Records from a collection of figures:
++++++++++
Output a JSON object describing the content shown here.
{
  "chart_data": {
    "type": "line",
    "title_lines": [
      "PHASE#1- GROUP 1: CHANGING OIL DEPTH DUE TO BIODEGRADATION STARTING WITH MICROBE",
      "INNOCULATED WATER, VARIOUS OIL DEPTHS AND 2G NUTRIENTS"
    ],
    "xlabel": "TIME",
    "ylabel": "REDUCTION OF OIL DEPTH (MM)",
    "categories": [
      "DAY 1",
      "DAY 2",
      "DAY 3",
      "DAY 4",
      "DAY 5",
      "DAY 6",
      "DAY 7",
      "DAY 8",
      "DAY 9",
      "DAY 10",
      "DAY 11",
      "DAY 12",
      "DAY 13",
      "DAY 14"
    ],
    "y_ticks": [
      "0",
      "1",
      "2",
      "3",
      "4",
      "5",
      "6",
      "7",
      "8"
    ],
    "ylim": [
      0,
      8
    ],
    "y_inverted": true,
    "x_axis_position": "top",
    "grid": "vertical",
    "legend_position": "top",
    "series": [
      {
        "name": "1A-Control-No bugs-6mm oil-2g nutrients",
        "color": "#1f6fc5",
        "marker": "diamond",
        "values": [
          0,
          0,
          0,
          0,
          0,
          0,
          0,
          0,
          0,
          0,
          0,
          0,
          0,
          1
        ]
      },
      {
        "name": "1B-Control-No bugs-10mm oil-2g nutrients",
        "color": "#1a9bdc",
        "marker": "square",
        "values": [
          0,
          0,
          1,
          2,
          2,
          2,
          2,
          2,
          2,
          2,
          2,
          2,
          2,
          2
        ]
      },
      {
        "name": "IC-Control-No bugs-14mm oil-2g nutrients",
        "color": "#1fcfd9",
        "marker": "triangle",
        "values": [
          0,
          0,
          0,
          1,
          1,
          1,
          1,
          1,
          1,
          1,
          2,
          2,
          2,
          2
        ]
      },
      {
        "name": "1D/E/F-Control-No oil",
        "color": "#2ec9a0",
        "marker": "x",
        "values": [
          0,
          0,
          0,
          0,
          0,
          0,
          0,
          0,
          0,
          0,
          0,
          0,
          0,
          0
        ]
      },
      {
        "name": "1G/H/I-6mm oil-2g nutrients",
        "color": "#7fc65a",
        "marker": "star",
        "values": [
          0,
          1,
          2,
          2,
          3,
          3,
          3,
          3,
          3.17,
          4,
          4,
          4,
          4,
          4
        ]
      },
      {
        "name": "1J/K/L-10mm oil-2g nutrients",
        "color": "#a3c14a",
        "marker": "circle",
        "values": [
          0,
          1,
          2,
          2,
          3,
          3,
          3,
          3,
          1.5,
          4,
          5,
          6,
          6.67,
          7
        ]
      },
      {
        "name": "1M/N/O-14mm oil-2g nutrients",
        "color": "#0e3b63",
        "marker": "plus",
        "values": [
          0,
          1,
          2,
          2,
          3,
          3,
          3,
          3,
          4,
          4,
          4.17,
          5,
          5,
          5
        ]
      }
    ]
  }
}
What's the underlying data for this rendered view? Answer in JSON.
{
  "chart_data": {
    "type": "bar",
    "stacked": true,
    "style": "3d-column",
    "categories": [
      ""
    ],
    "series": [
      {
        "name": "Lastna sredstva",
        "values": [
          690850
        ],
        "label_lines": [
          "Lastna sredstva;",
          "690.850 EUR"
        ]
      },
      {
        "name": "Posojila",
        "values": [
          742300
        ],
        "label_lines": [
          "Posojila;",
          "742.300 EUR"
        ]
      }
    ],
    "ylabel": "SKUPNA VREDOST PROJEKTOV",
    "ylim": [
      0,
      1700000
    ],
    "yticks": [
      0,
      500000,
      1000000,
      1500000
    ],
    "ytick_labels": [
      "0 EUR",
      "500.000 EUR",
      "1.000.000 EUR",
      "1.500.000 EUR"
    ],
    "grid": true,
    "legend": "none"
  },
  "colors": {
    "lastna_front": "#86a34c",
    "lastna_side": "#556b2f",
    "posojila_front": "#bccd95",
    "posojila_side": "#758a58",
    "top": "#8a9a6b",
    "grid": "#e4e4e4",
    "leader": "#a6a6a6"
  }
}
++++++++++
**Short exercise:** Each record above must be given again exactly.

**The output:**
Output a JSON object describing the content shown here.
{
  "chart_data": {
    "type": "line",
    "title_lines": [
      "PHASE#1- GROUP 1: CHANGING OIL DEPTH DUE TO BIODEGRADATION STARTING WITH MICROBE",
      "INNOCULATED WATER, VARIOUS OIL DEPTHS AND 2G NUTRIENTS"
    ],
    "xlabel": "TIME",
    "ylabel": "REDUCTION OF OIL DEPTH (MM)",
    "categories": [
      "DAY 1",
      "DAY 2",
      "DAY 3",
      "DAY 4",
      "DAY 5",
      "DAY 6",
      "DAY 7",
      "DAY 8",
      "DAY 9",
      "DAY 10",
      "DAY 11",
      "DAY 12",
      "DAY 13",
      "DAY 14"
    ],
    "y_ticks": [
      "0",
      "1",
      "2",
      "3",
      "4",
      "5",
      "6",
      "7",
      "8"
    ],
    "ylim": [
      0,
      8
    ],
    "y_inverted": true,
    "x_axis_position": "top",
    "grid": "vertical",
    "legend_position": "top",
    "series": [
      {
        "name": "1A-Control-No bugs-6mm oil-2g nutrients",
        "color": "#1f6fc5",
        "marker": "diamond",
        "values": [
          0,
          0,
          0,
          0,
          0,
          0,
          0,
          0,
          0,
          0,
          0,
          0,
          0,
          1
        ]
      },
      {
        "name": "1B-Control-No bugs-10mm oil-2g nutrients",
        "color": "#1a9bdc",
        "marker": "square",
        "values": [
          0,
          0,
          1,
          2,
          2,
          2,
          2,
          2,
          2,
          2,
          2,
          2,
          2,
          2
        ]
      },
      {
        "name": "IC-Control-No bugs-14mm oil-2g nutrients",
        "color": "#1fcfd9",
        "marker": "triangle",
        "values": [
          0,
          0,
          0,
          1,
          1,
          1,
          1,
          1,
          1,
          1,
          2,
          2,
          2,
          2
        ]
      },
      {
        "name": "1D/E/F-Control-No oil",
        "color": "#2ec9a0",
        "marker": "x",
        "values": [
          0,
          0,
          0,
          0,
          0,
          0,
          0,
          0,
          0,
          0,
          0,
          0,
          0,
          0
        ]
      },
      {
        "name": "1G/H/I-6mm oil-2g nutrients",
        "color": "#7fc65a",
        "marker": "star",
        "values": [
          0,
          1,
          2,
          2,
          3,
          3,
          3,
          3,
          3.17,
          4,
          4,
          4,
          4,
          4
        ]
      },
      {
        "name": "1J/K/L-10mm oil-2g nutrients",
        "color": "#a3c14a",
        "marker": "circle",
        "values": [
          0,
          1,
          2,
          2,
          3,
          3,
          3,
          3,
          1.5,
          4,
          5,
          6,
          6.67,
          7
        ]
      },
      {
        "name": "1M/N/O-14mm oil-2g nutrients",
        "color": "#0e3b63",
        "marker": "plus",
        "values": [
          0,
          1,
          2,
          2,
          3,
          3,
          3,
          3,
          4,
          4,
          4.17,
          5,
          5,
          5
        ]
      }
    ]
  }
}
What's the underlying data for this rendered view? Answer in JSON.
{
  "chart_data": {
    "type": "bar",
    "stacked": true,
    "style": "3d-column",
    "categories": [
      ""
    ],
    "series": [
      {
        "name": "Lastna sredstva",
        "values": [
          690850
        ],
        "label_lines": [
          "Lastna sredstva;",
          "690.850 EUR"
        ]
      },
      {
        "name": "Posojila",
        "values": [
          742300
        ],
        "label_lines": [
          "Posojila;",
          "742.300 EUR"
        ]
      }
    ],
    "ylabel": "SKUPNA VREDOST PROJEKTOV",
    "ylim": [
      0,
      1700000
    ],
    "yticks": [
      0,
      500000,
      1000000,
      1500000
    ],
    "ytick_labels": [
      "0 EUR",
      "500.000 EUR",
      "1.000.000 EUR",
      "1.500.000 EUR"
    ],
    "grid": true,
    "legend": "none"
  },
  "colors": {
    "lastna_front": "#86a34c",
    "lastna_side": "#556b2f",
    "posojila_front": "#bccd95",
    "posojila_side": "#758a58",
    "top": "#8a9a6b",
    "grid": "#e4e4e4",
    "leader": "#a6a6a6"
  }
}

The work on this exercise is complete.